_Data lines_
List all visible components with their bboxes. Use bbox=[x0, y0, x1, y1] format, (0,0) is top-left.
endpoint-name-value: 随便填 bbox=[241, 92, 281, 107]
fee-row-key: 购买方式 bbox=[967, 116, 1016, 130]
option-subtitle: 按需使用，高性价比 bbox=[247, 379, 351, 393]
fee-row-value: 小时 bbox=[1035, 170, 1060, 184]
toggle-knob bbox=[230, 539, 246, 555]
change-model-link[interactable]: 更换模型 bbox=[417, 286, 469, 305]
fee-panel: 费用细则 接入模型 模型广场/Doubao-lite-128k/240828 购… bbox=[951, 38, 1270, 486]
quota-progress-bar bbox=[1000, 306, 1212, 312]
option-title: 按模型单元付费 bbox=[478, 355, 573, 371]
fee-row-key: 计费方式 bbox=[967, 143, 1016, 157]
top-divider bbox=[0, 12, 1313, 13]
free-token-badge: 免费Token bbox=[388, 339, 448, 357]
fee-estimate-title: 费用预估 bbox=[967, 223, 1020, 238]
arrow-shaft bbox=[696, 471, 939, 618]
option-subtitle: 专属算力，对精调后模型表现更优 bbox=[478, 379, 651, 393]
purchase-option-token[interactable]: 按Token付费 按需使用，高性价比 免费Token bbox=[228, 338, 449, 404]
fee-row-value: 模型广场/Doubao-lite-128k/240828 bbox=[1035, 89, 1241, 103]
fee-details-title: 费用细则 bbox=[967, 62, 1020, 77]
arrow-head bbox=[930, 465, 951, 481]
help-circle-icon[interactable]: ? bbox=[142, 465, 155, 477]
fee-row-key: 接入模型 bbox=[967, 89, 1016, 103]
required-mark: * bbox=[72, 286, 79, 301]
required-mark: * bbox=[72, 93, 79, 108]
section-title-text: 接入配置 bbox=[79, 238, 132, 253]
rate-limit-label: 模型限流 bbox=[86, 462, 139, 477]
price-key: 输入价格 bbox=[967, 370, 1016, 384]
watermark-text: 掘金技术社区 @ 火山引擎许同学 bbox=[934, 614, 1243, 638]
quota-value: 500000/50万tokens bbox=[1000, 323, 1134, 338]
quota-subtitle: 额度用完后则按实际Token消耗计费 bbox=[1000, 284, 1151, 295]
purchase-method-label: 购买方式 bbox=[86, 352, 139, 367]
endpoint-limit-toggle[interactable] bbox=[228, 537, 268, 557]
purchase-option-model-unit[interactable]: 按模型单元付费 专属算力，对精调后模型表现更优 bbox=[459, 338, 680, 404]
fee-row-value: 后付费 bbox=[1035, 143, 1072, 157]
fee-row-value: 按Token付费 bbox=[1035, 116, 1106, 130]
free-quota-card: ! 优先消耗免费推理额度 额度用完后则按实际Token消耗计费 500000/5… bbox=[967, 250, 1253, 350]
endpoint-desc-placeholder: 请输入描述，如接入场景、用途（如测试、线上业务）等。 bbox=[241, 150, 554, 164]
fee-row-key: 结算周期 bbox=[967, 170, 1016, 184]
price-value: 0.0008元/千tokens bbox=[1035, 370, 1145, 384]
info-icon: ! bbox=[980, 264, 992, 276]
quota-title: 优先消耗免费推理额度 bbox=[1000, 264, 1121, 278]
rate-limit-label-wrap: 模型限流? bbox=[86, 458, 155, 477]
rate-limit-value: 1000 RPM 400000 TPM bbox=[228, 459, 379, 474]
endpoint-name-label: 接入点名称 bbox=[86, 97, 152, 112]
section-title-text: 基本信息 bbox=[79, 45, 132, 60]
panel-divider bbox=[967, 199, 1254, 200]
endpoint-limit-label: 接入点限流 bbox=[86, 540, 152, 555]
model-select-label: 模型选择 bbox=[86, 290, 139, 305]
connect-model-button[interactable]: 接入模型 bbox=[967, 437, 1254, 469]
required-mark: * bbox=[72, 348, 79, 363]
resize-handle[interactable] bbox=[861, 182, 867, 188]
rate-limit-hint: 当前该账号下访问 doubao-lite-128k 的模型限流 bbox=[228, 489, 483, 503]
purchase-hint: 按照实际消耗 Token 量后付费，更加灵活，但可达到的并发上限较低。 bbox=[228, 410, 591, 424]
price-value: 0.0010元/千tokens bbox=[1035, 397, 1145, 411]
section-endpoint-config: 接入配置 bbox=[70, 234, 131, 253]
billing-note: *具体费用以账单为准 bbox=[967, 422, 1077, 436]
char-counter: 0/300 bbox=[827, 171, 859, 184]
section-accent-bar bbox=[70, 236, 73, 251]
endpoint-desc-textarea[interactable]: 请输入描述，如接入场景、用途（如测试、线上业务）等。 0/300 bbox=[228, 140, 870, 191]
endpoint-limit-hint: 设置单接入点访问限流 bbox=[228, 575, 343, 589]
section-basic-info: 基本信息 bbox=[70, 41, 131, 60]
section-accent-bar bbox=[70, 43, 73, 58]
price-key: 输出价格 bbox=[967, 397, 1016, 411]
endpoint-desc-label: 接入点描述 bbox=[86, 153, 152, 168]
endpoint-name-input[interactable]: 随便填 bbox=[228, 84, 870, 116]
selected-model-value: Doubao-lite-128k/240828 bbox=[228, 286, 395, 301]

_What this task involves_
Put everything from the start of the records down to the line containing "option-subtitle: 按需使用，高性价比 bbox=[247, 379, 351, 393]" into a Markdown table with the columns Row and Line, numbering each row and leaving out blank lines.

_The response_
| Row | Line |
|---|---|
| 1 | List all visible components with their bboxes. Use bbox=[x0, y0, x1, y1] format, (0,0) is top-left. |
| 2 | endpoint-name-value: 随便填 bbox=[241, 92, 281, 107] |
| 3 | fee-row-key: 购买方式 bbox=[967, 116, 1016, 130] |
| 4 | option-subtitle: 按需使用，高性价比 bbox=[247, 379, 351, 393] |